*Task to carry out:*
Print the listing in its entirety and exactly, leaving out images.

*Records shown:*
+--
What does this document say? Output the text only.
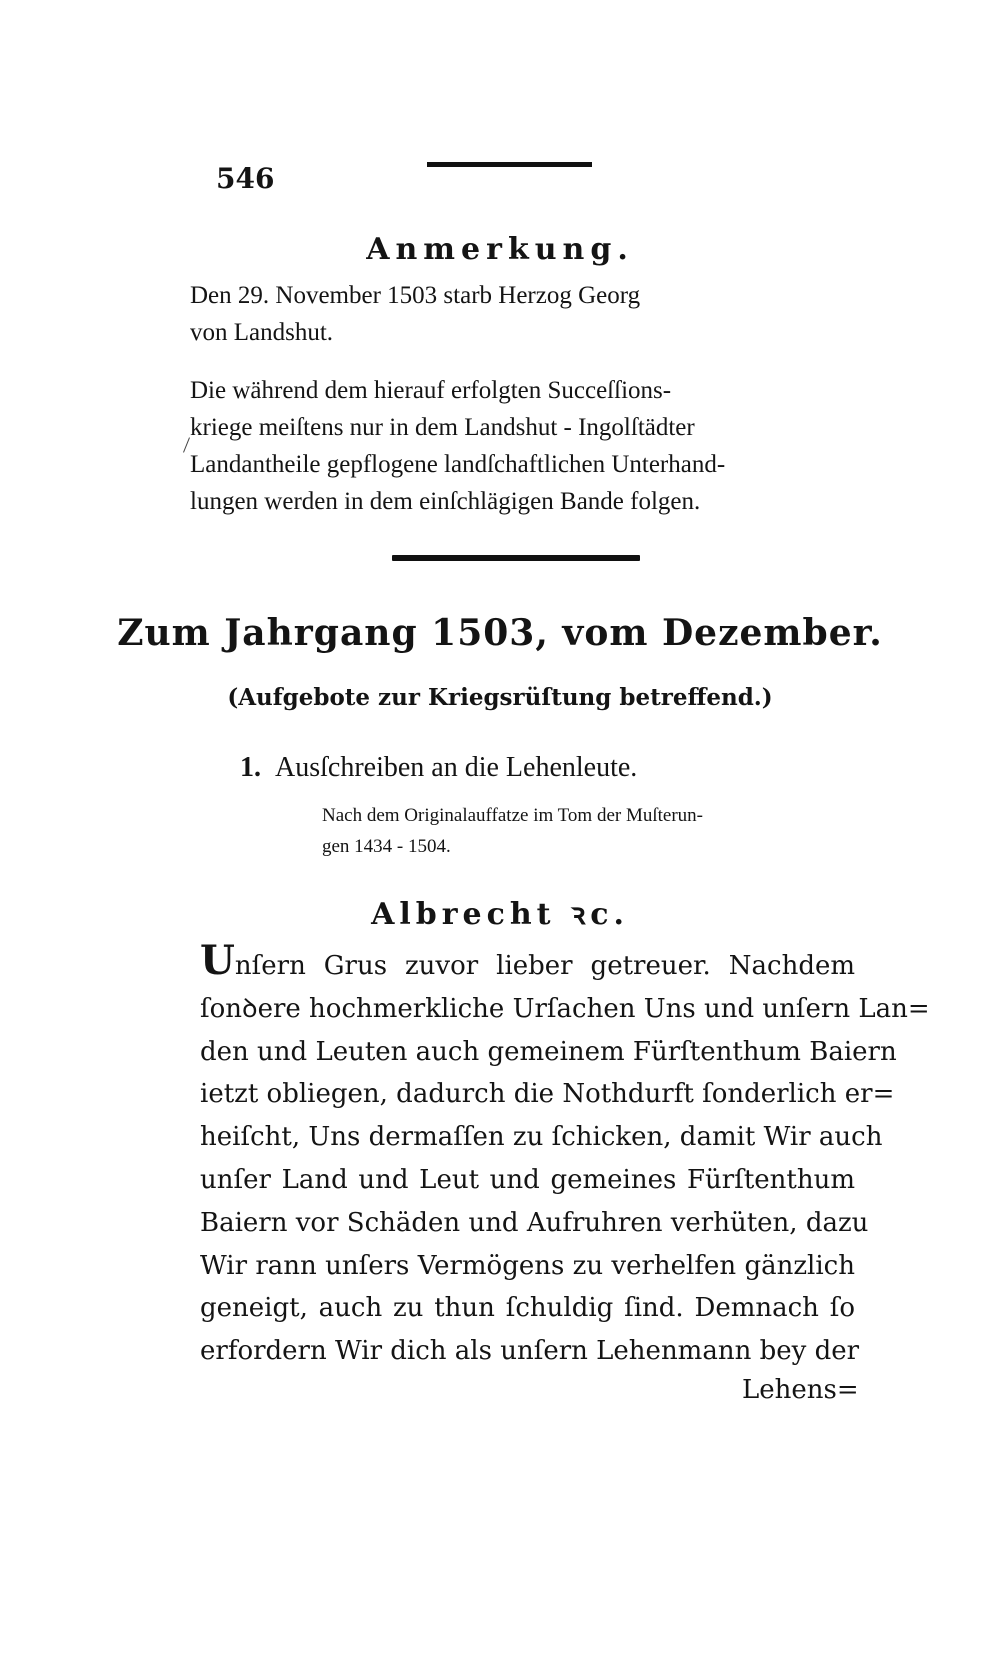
546
Anmerkung.
Den 29. November 1503 starb Herzog Georg
von Landshut.
Die während dem hierauf erfolgten Succeſſions-
kriege meiſtens nur in dem Landshut - Ingolſtädter
Landantheile gepflogene landſchaftlichen Unterhand-
lungen werden in dem einſchlägigen Bande folgen.
Zum Jahrgang 1503, vom Dezember.
(Aufgebote zur Kriegsrüſtung betreffend.)
1. Ausſchreiben an die Lehenleute.
Nach dem Originalauffatze im Tom der Muſterun-
gen 1434 - 1504.
Albrecht ꝛc.
Unſern Grus zuvor lieber getreuer. Nachdem
ſonꝺere hochmerkliche Urſachen Uns und unſern Lan=
den und Leuten auch gemeinem Fürſtenthum Baiern
ietzt obliegen, dadurch die Nothdurft ſonderlich er=
heiſcht, Uns dermaſſen zu ſchicken, damit Wir auch
unſer Land und Leut und gemeines Fürſtenthum
Baiern vor Schäden und Aufruhren verhüten, dazu
Wir rann unſers Vermögens zu verhelfen gänzlich
geneigt, auch zu thun ſchuldig ſind. Demnach ſo
erfordern Wir dich als unſern Lehenmann bey der
Lehens=
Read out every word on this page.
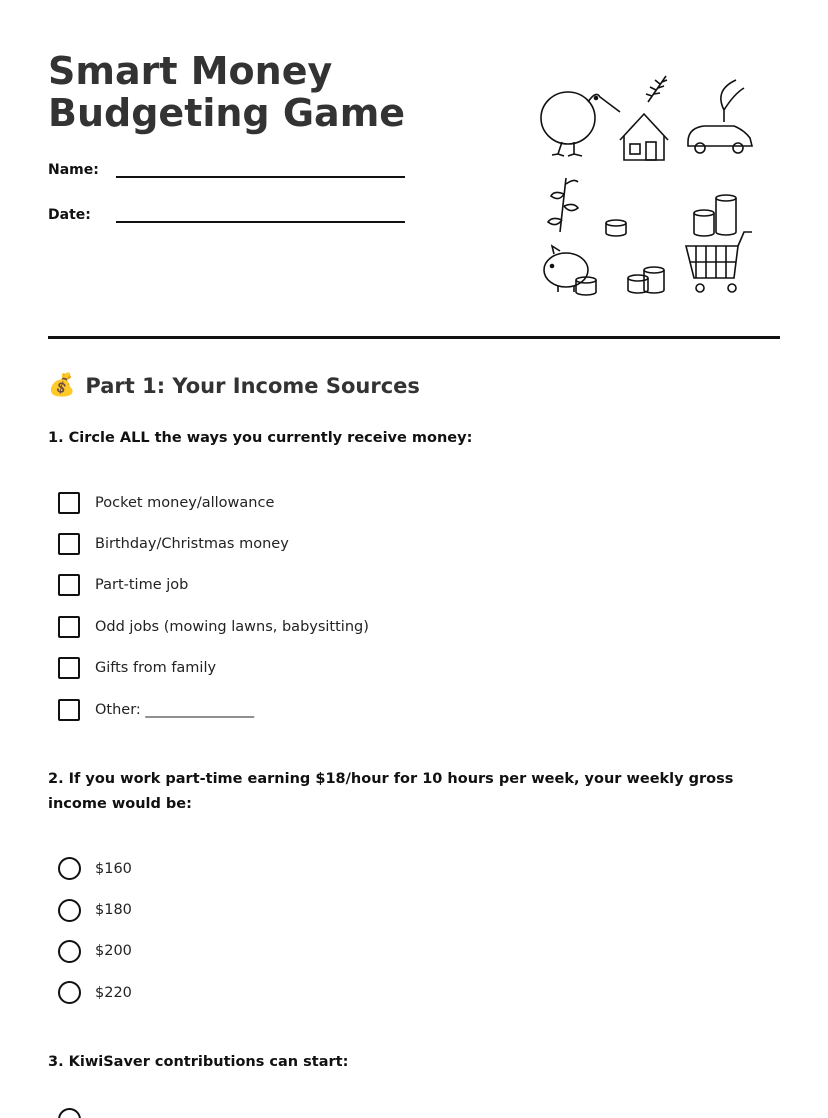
Smart Money
Budgeting Game
Name:
Date:
💰 Part 1: Your Income Sources

1. Circle ALL the ways you currently receive money:

Pocket money/allowance
Birthday/Christmas money
Part-time job
Odd jobs (mowing lawns, babysitting)
Gifts from family
Other: _______________

2. If you work part-time earning $18/hour for 10 hours per week, your weekly gross income would be:

$160
$180
$200
$220

3. KiwiSaver contributions can start:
+--
*Response to this task:*
What does this document say? Output the text only.
546
Anmerkung.
Den 29. November 1503 starb Herzog Georg
von Landshut.
Die während dem hierauf erfolgten Succeſſions-
kriege meiſtens nur in dem Landshut - Ingolſtädter
Landantheile gepflogene landſchaftlichen Unterhand-
lungen werden in dem einſchlägigen Bande folgen.
Zum Jahrgang 1503, vom Dezember.
(Aufgebote zur Kriegsrüſtung betreffend.)
1. Ausſchreiben an die Lehenleute.
Nach dem Originalauffatze im Tom der Muſterun-
gen 1434 - 1504.
Albrecht ꝛc.
Unſern Grus zuvor lieber getreuer. Nachdem
ſonꝺere hochmerkliche Urſachen Uns und unſern Lan=
den und Leuten auch gemeinem Fürſtenthum Baiern
ietzt obliegen, dadurch die Nothdurft ſonderlich er=
heiſcht, Uns dermaſſen zu ſchicken, damit Wir auch
unſer Land und Leut und gemeines Fürſtenthum
Baiern vor Schäden und Aufruhren verhüten, dazu
Wir rann unſers Vermögens zu verhelfen gänzlich
geneigt, auch zu thun ſchuldig ſind. Demnach ſo
erfordern Wir dich als unſern Lehenmann bey der
Lehens=
Read out every word on this page.
Smart Money
Budgeting Game
Name:
Date:
💰 Part 1: Your Income Sources

1. Circle ALL the ways you currently receive money:

Pocket money/allowance
Birthday/Christmas money
Part-time job
Odd jobs (mowing lawns, babysitting)
Gifts from family
Other: _______________

2. If you work part-time earning $18/hour for 10 hours per week, your weekly gross income would be:

$160
$180
$200
$220

3. KiwiSaver contributions can start:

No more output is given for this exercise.